> _EXERCISE REQUIREMENTS_
Omit all images, then return the remaining material exactly as it stands.

• • • • • • •

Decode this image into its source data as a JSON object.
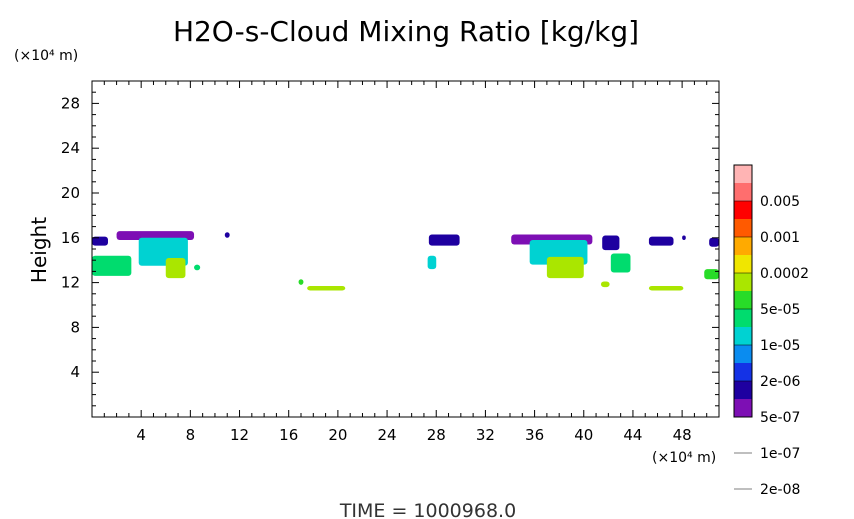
{
  "chart_data": {
    "type": "heatmap",
    "title": "H2O-s-Cloud Mixing Ratio [kg/kg]",
    "ylabel": "Height",
    "xunit": "(×10⁴ m)",
    "yunit": "(×10⁴ m)",
    "xlim": [
      0,
      51
    ],
    "ylim": [
      0,
      30
    ],
    "xticks": [
      "4",
      "8",
      "12",
      "16",
      "20",
      "24",
      "28",
      "32",
      "36",
      "40",
      "44",
      "48"
    ],
    "xtick_values": [
      4,
      8,
      12,
      16,
      20,
      24,
      28,
      32,
      36,
      40,
      44,
      48
    ],
    "yticks": [
      "4",
      "8",
      "12",
      "16",
      "20",
      "24",
      "28"
    ],
    "ytick_values": [
      4,
      8,
      12,
      16,
      20,
      24,
      28
    ],
    "colorbar": {
      "labels": [
        "0.005",
        "0.001",
        "0.0002",
        "5e-05",
        "1e-05",
        "2e-06",
        "5e-07",
        "1e-07",
        "2e-08"
      ],
      "colors": [
        "#7d0fb4",
        "#1e00a0",
        "#1432e6",
        "#0a8cf0",
        "#00d2d2",
        "#00dc6e",
        "#28dc28",
        "#aae600",
        "#f0e600",
        "#ffaa00",
        "#ff5a00",
        "#ff0000",
        "#ff6e6e",
        "#ffb4b4"
      ]
    },
    "cloud_regions": [
      {
        "x": [
          0,
          1.3
        ],
        "y": [
          15.3,
          16.1
        ],
        "level": 1
      },
      {
        "x": [
          0,
          3.2
        ],
        "y": [
          12.6,
          14.4
        ],
        "level": 5
      },
      {
        "x": [
          2,
          8.3
        ],
        "y": [
          15.8,
          16.6
        ],
        "level": 0
      },
      {
        "x": [
          3.8,
          7.8
        ],
        "y": [
          13.5,
          16.0
        ],
        "level": 4
      },
      {
        "x": [
          6,
          7.6
        ],
        "y": [
          12.4,
          14.2
        ],
        "level": 7
      },
      {
        "x": [
          8.3,
          8.8
        ],
        "y": [
          13.1,
          13.6
        ],
        "level": 5
      },
      {
        "x": [
          10.8,
          11.2
        ],
        "y": [
          16.0,
          16.5
        ],
        "level": 1
      },
      {
        "x": [
          16.8,
          17.2
        ],
        "y": [
          11.8,
          12.3
        ],
        "level": 6
      },
      {
        "x": [
          17.5,
          20.6
        ],
        "y": [
          11.3,
          11.7
        ],
        "level": 7
      },
      {
        "x": [
          27.4,
          29.9
        ],
        "y": [
          15.3,
          16.3
        ],
        "level": 1
      },
      {
        "x": [
          27.3,
          28.0
        ],
        "y": [
          13.2,
          14.4
        ],
        "level": 4
      },
      {
        "x": [
          34.1,
          40.7
        ],
        "y": [
          15.4,
          16.3
        ],
        "level": 0
      },
      {
        "x": [
          35.6,
          40.3
        ],
        "y": [
          13.6,
          15.8
        ],
        "level": 4
      },
      {
        "x": [
          37.0,
          40.0
        ],
        "y": [
          12.4,
          14.3
        ],
        "level": 7
      },
      {
        "x": [
          41.5,
          42.9
        ],
        "y": [
          14.9,
          16.2
        ],
        "level": 1
      },
      {
        "x": [
          42.2,
          43.8
        ],
        "y": [
          12.9,
          14.6
        ],
        "level": 5
      },
      {
        "x": [
          41.4,
          42.1
        ],
        "y": [
          11.6,
          12.1
        ],
        "level": 7
      },
      {
        "x": [
          45.3,
          47.3
        ],
        "y": [
          15.3,
          16.1
        ],
        "level": 1
      },
      {
        "x": [
          45.3,
          48.1
        ],
        "y": [
          11.3,
          11.7
        ],
        "level": 7
      },
      {
        "x": [
          48.0,
          48.3
        ],
        "y": [
          15.8,
          16.2
        ],
        "level": 1
      },
      {
        "x": [
          50.2,
          51.0
        ],
        "y": [
          15.2,
          16.0
        ],
        "level": 1
      },
      {
        "x": [
          49.8,
          51.0
        ],
        "y": [
          12.3,
          13.2
        ],
        "level": 6
      }
    ]
  },
  "footer": {
    "time_label": "TIME = 1000968.0"
  }
}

• • • • • • •

> _SOLUTION TO THIS EXERCISE_
Decode this image into its source data as a JSON object.
{
  "chart_data": {
    "type": "heatmap",
    "title": "H2O-s-Cloud Mixing Ratio [kg/kg]",
    "ylabel": "Height",
    "xunit": "(×10⁴ m)",
    "yunit": "(×10⁴ m)",
    "xlim": [
      0,
      51
    ],
    "ylim": [
      0,
      30
    ],
    "xticks": [
      "4",
      "8",
      "12",
      "16",
      "20",
      "24",
      "28",
      "32",
      "36",
      "40",
      "44",
      "48"
    ],
    "xtick_values": [
      4,
      8,
      12,
      16,
      20,
      24,
      28,
      32,
      36,
      40,
      44,
      48
    ],
    "yticks": [
      "4",
      "8",
      "12",
      "16",
      "20",
      "24",
      "28"
    ],
    "ytick_values": [
      4,
      8,
      12,
      16,
      20,
      24,
      28
    ],
    "colorbar": {
      "labels": [
        "0.005",
        "0.001",
        "0.0002",
        "5e-05",
        "1e-05",
        "2e-06",
        "5e-07",
        "1e-07",
        "2e-08"
      ],
      "colors": [
        "#7d0fb4",
        "#1e00a0",
        "#1432e6",
        "#0a8cf0",
        "#00d2d2",
        "#00dc6e",
        "#28dc28",
        "#aae600",
        "#f0e600",
        "#ffaa00",
        "#ff5a00",
        "#ff0000",
        "#ff6e6e",
        "#ffb4b4"
      ]
    },
    "cloud_regions": [
      {
        "x": [
          0,
          1.3
        ],
        "y": [
          15.3,
          16.1
        ],
        "level": 1
      },
      {
        "x": [
          0,
          3.2
        ],
        "y": [
          12.6,
          14.4
        ],
        "level": 5
      },
      {
        "x": [
          2,
          8.3
        ],
        "y": [
          15.8,
          16.6
        ],
        "level": 0
      },
      {
        "x": [
          3.8,
          7.8
        ],
        "y": [
          13.5,
          16.0
        ],
        "level": 4
      },
      {
        "x": [
          6,
          7.6
        ],
        "y": [
          12.4,
          14.2
        ],
        "level": 7
      },
      {
        "x": [
          8.3,
          8.8
        ],
        "y": [
          13.1,
          13.6
        ],
        "level": 5
      },
      {
        "x": [
          10.8,
          11.2
        ],
        "y": [
          16.0,
          16.5
        ],
        "level": 1
      },
      {
        "x": [
          16.8,
          17.2
        ],
        "y": [
          11.8,
          12.3
        ],
        "level": 6
      },
      {
        "x": [
          17.5,
          20.6
        ],
        "y": [
          11.3,
          11.7
        ],
        "level": 7
      },
      {
        "x": [
          27.4,
          29.9
        ],
        "y": [
          15.3,
          16.3
        ],
        "level": 1
      },
      {
        "x": [
          27.3,
          28.0
        ],
        "y": [
          13.2,
          14.4
        ],
        "level": 4
      },
      {
        "x": [
          34.1,
          40.7
        ],
        "y": [
          15.4,
          16.3
        ],
        "level": 0
      },
      {
        "x": [
          35.6,
          40.3
        ],
        "y": [
          13.6,
          15.8
        ],
        "level": 4
      },
      {
        "x": [
          37.0,
          40.0
        ],
        "y": [
          12.4,
          14.3
        ],
        "level": 7
      },
      {
        "x": [
          41.5,
          42.9
        ],
        "y": [
          14.9,
          16.2
        ],
        "level": 1
      },
      {
        "x": [
          42.2,
          43.8
        ],
        "y": [
          12.9,
          14.6
        ],
        "level": 5
      },
      {
        "x": [
          41.4,
          42.1
        ],
        "y": [
          11.6,
          12.1
        ],
        "level": 7
      },
      {
        "x": [
          45.3,
          47.3
        ],
        "y": [
          15.3,
          16.1
        ],
        "level": 1
      },
      {
        "x": [
          45.3,
          48.1
        ],
        "y": [
          11.3,
          11.7
        ],
        "level": 7
      },
      {
        "x": [
          48.0,
          48.3
        ],
        "y": [
          15.8,
          16.2
        ],
        "level": 1
      },
      {
        "x": [
          50.2,
          51.0
        ],
        "y": [
          15.2,
          16.0
        ],
        "level": 1
      },
      {
        "x": [
          49.8,
          51.0
        ],
        "y": [
          12.3,
          13.2
        ],
        "level": 6
      }
    ]
  },
  "footer": {
    "time_label": "TIME = 1000968.0"
  }
}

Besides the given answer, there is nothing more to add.